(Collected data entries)
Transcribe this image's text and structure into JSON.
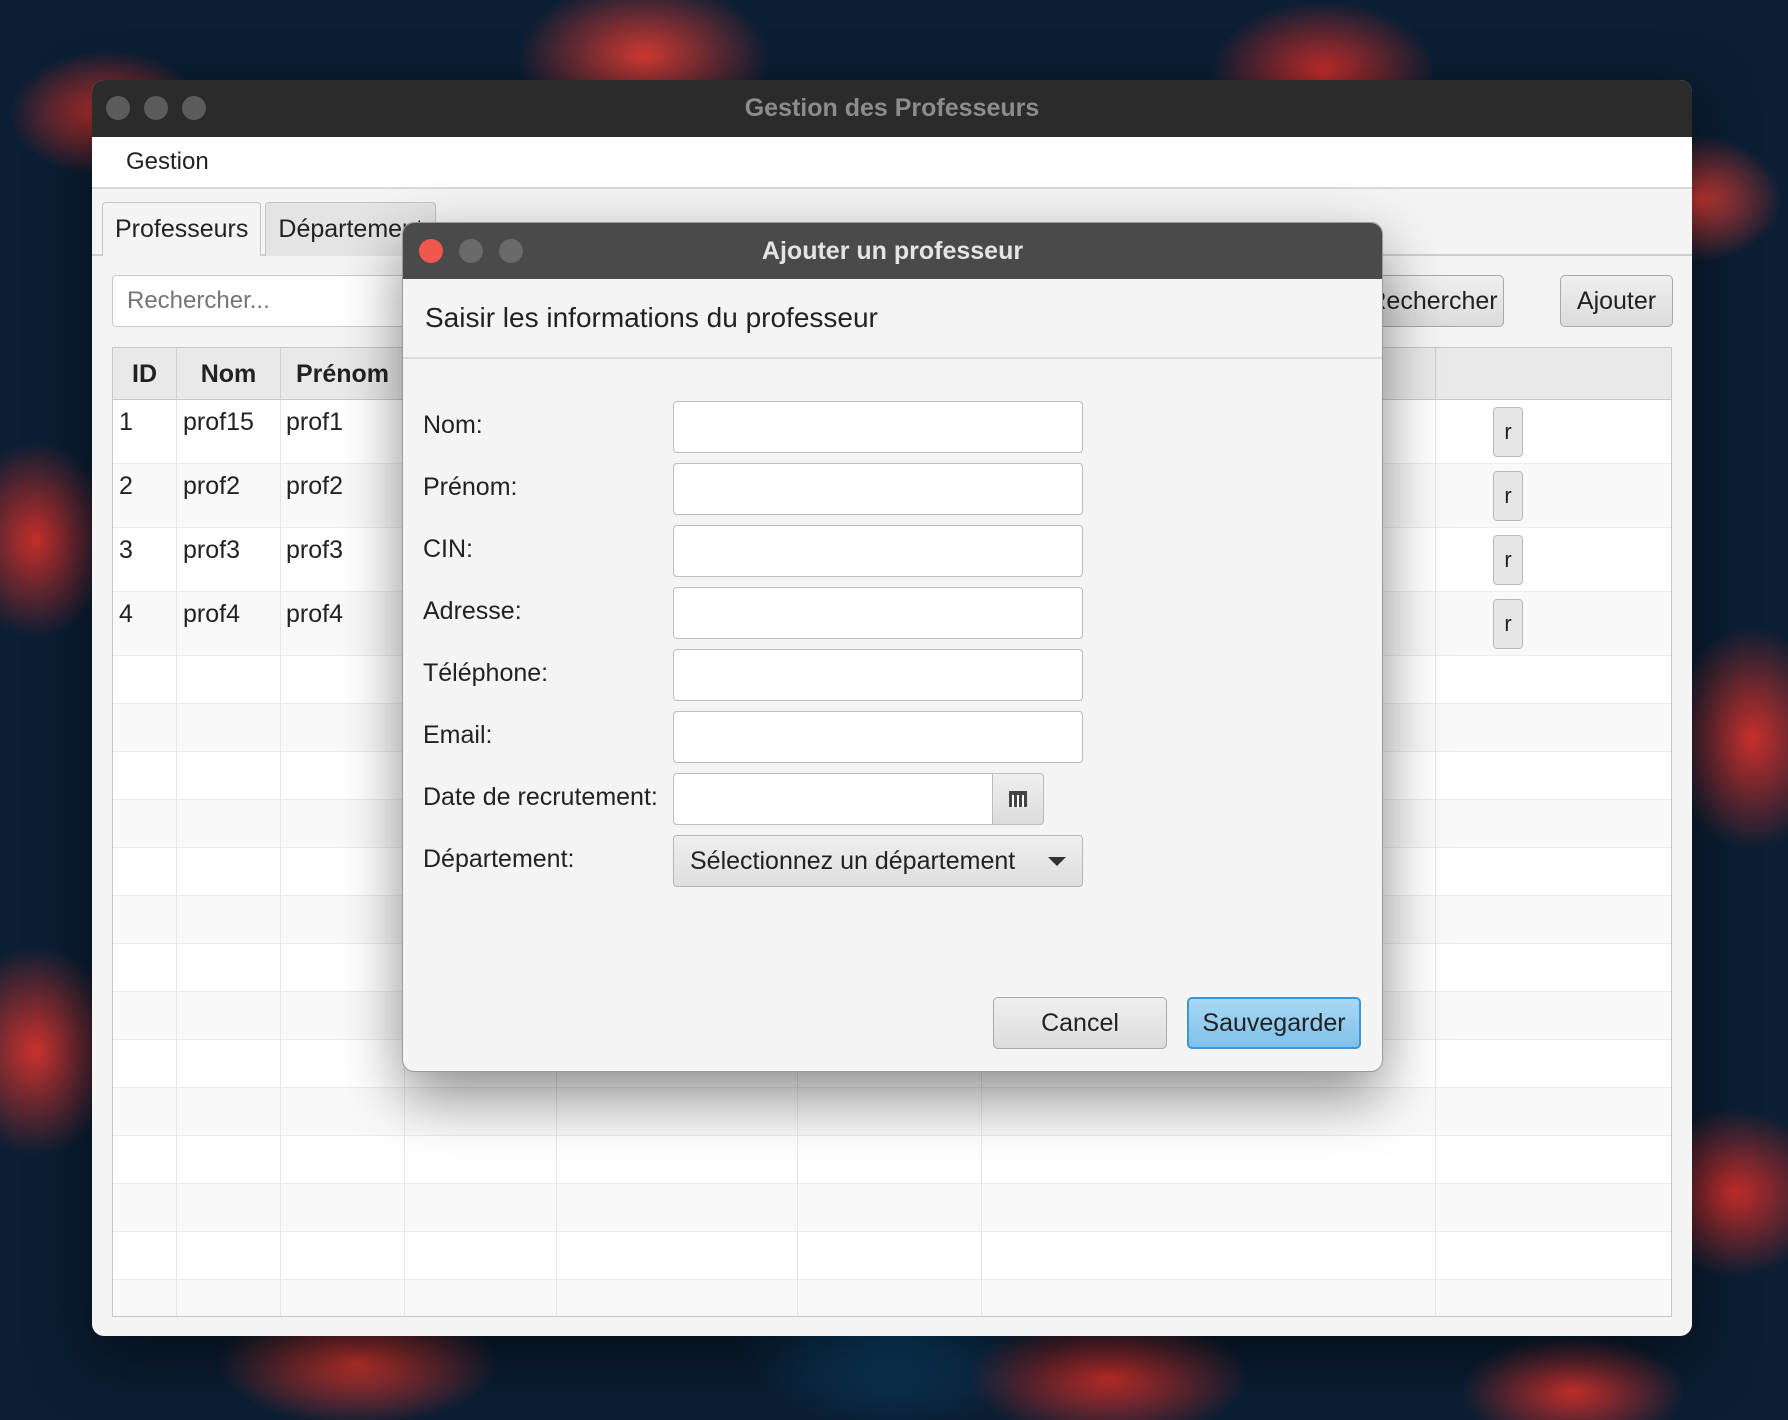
{
  "main_window": {
    "title": "Gestion des Professeurs",
    "menu": [
      "Gestion"
    ],
    "tabs": [
      "Professeurs",
      "Département"
    ],
    "search_placeholder": "Rechercher...",
    "search_button": "Rechercher",
    "add_button": "Ajouter",
    "table": {
      "columns": [
        "ID",
        "Nom",
        "Prénom"
      ],
      "rows": [
        {
          "id": "1",
          "nom": "prof15",
          "prenom": "prof1"
        },
        {
          "id": "2",
          "nom": "prof2",
          "prenom": "prof2"
        },
        {
          "id": "3",
          "nom": "prof3",
          "prenom": "prof3"
        },
        {
          "id": "4",
          "nom": "prof4",
          "prenom": "prof4"
        }
      ],
      "row_button_partial": "r"
    }
  },
  "dialog": {
    "title": "Ajouter un professeur",
    "header": "Saisir les informations du professeur",
    "fields": [
      {
        "label": "Nom:",
        "value": ""
      },
      {
        "label": "Prénom:",
        "value": ""
      },
      {
        "label": "CIN:",
        "value": ""
      },
      {
        "label": "Adresse:",
        "value": ""
      },
      {
        "label": "Téléphone:",
        "value": ""
      },
      {
        "label": "Email:",
        "value": ""
      },
      {
        "label": "Date de recrutement:",
        "value": ""
      },
      {
        "label": "Département:",
        "value": "Sélectionnez un département"
      }
    ],
    "cancel_button": "Cancel",
    "save_button": "Sauvegarder"
  },
  "icons": {
    "date_picker": "calendar-icon",
    "dropdown": "chevron-down-icon"
  },
  "colors": {
    "accent": "#3c98d3",
    "close_button": "#f0584f"
  }
}
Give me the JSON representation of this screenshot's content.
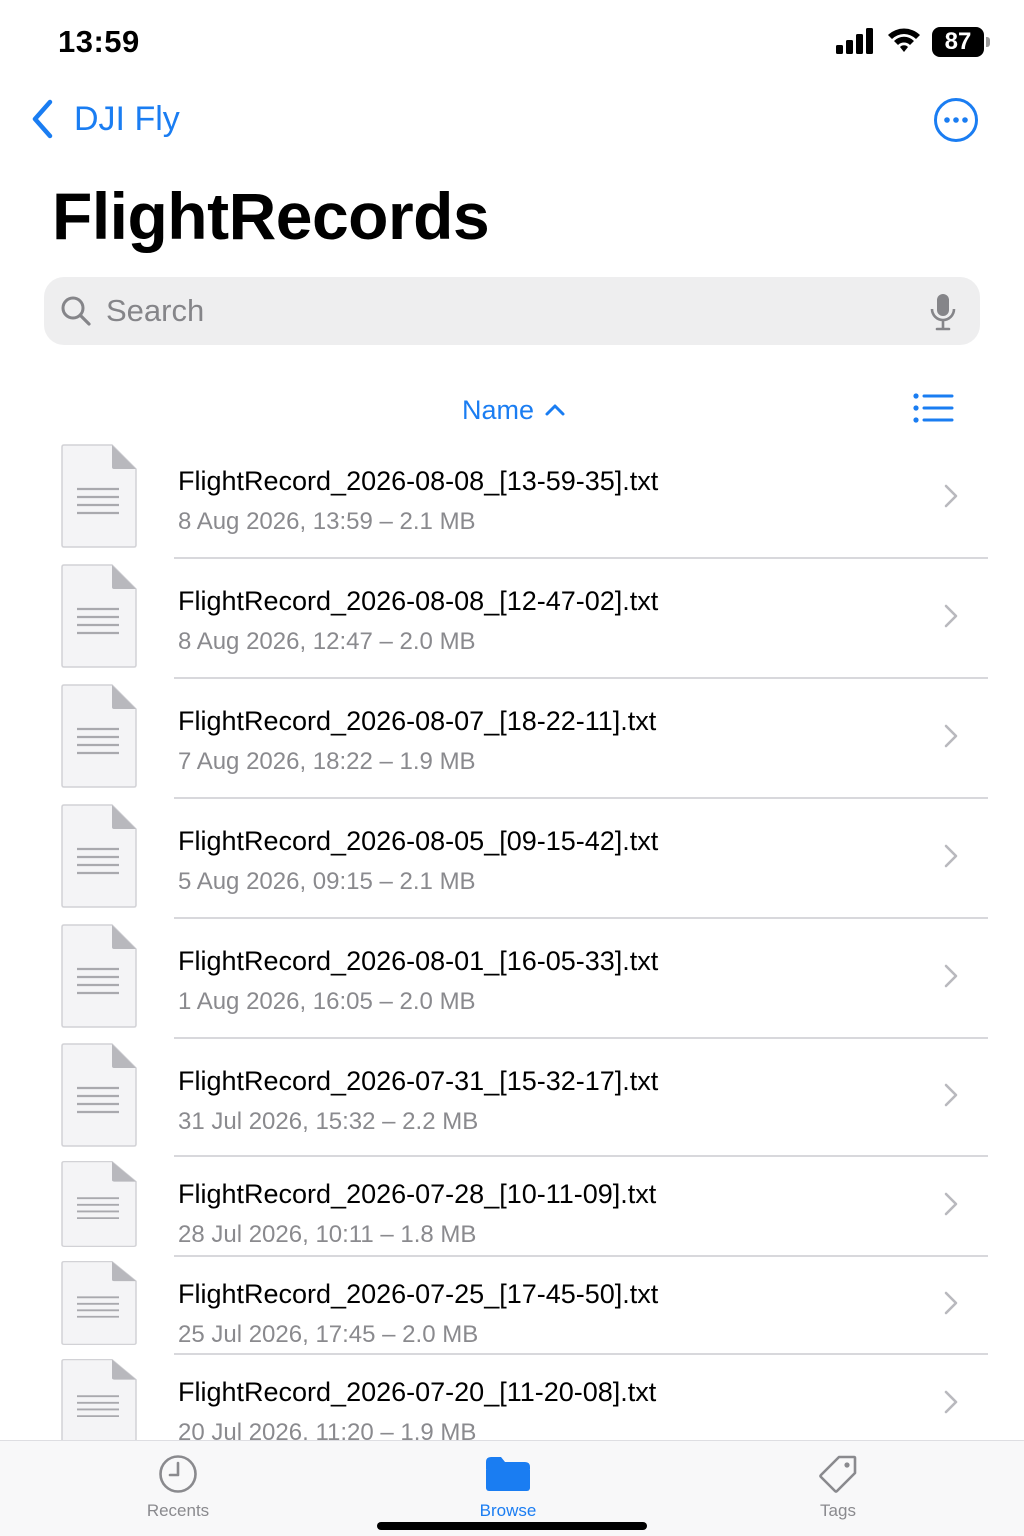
{
  "status_bar": {
    "time": "13:59",
    "battery": "87"
  },
  "nav": {
    "back_label": "DJI Fly",
    "more_icon": "ellipsis-circle-icon"
  },
  "title": "FlightRecords",
  "search": {
    "placeholder": "Search",
    "value": ""
  },
  "sort": {
    "label": "Name",
    "direction_icon": "chevron-up-icon"
  },
  "colors": {
    "accent": "#1a7df2",
    "secondary_text": "#8a8a8e",
    "search_bg": "#eeeeef"
  },
  "files": [
    {
      "name": "FlightRecord_2026-08-08_[13-59-35].txt",
      "meta": "8 Aug 2026, 13:59 – 2.1 MB"
    },
    {
      "name": "FlightRecord_2026-08-08_[12-47-02].txt",
      "meta": "8 Aug 2026, 12:47 – 2.0 MB"
    },
    {
      "name": "FlightRecord_2026-08-07_[18-22-11].txt",
      "meta": "7 Aug 2026, 18:22 – 1.9 MB"
    },
    {
      "name": "FlightRecord_2026-08-05_[09-15-42].txt",
      "meta": "5 Aug 2026, 09:15 – 2.1 MB"
    },
    {
      "name": "FlightRecord_2026-08-01_[16-05-33].txt",
      "meta": "1 Aug 2026, 16:05 – 2.0 MB"
    },
    {
      "name": "FlightRecord_2026-07-31_[15-32-17].txt",
      "meta": "31 Jul 2026, 15:32 – 2.2 MB"
    },
    {
      "name": "FlightRecord_2026-07-28_[10-11-09].txt",
      "meta": "28 Jul 2026, 10:11 – 1.8 MB"
    },
    {
      "name": "FlightRecord_2026-07-25_[17-45-50].txt",
      "meta": "25 Jul 2026, 17:45 – 2.0 MB"
    },
    {
      "name": "FlightRecord_2026-07-20_[11-20-08].txt",
      "meta": "20 Jul 2026, 11:20 – 1.9 MB"
    }
  ],
  "tabs": [
    {
      "label": "Recents",
      "icon": "clock-icon",
      "active": false
    },
    {
      "label": "Browse",
      "icon": "folder-icon",
      "active": true
    },
    {
      "label": "Tags",
      "icon": "tag-icon",
      "active": false
    }
  ]
}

**Stated task**
Determine how many lines include the string "Ajouter". Give no answer but the number.

**The answer**
2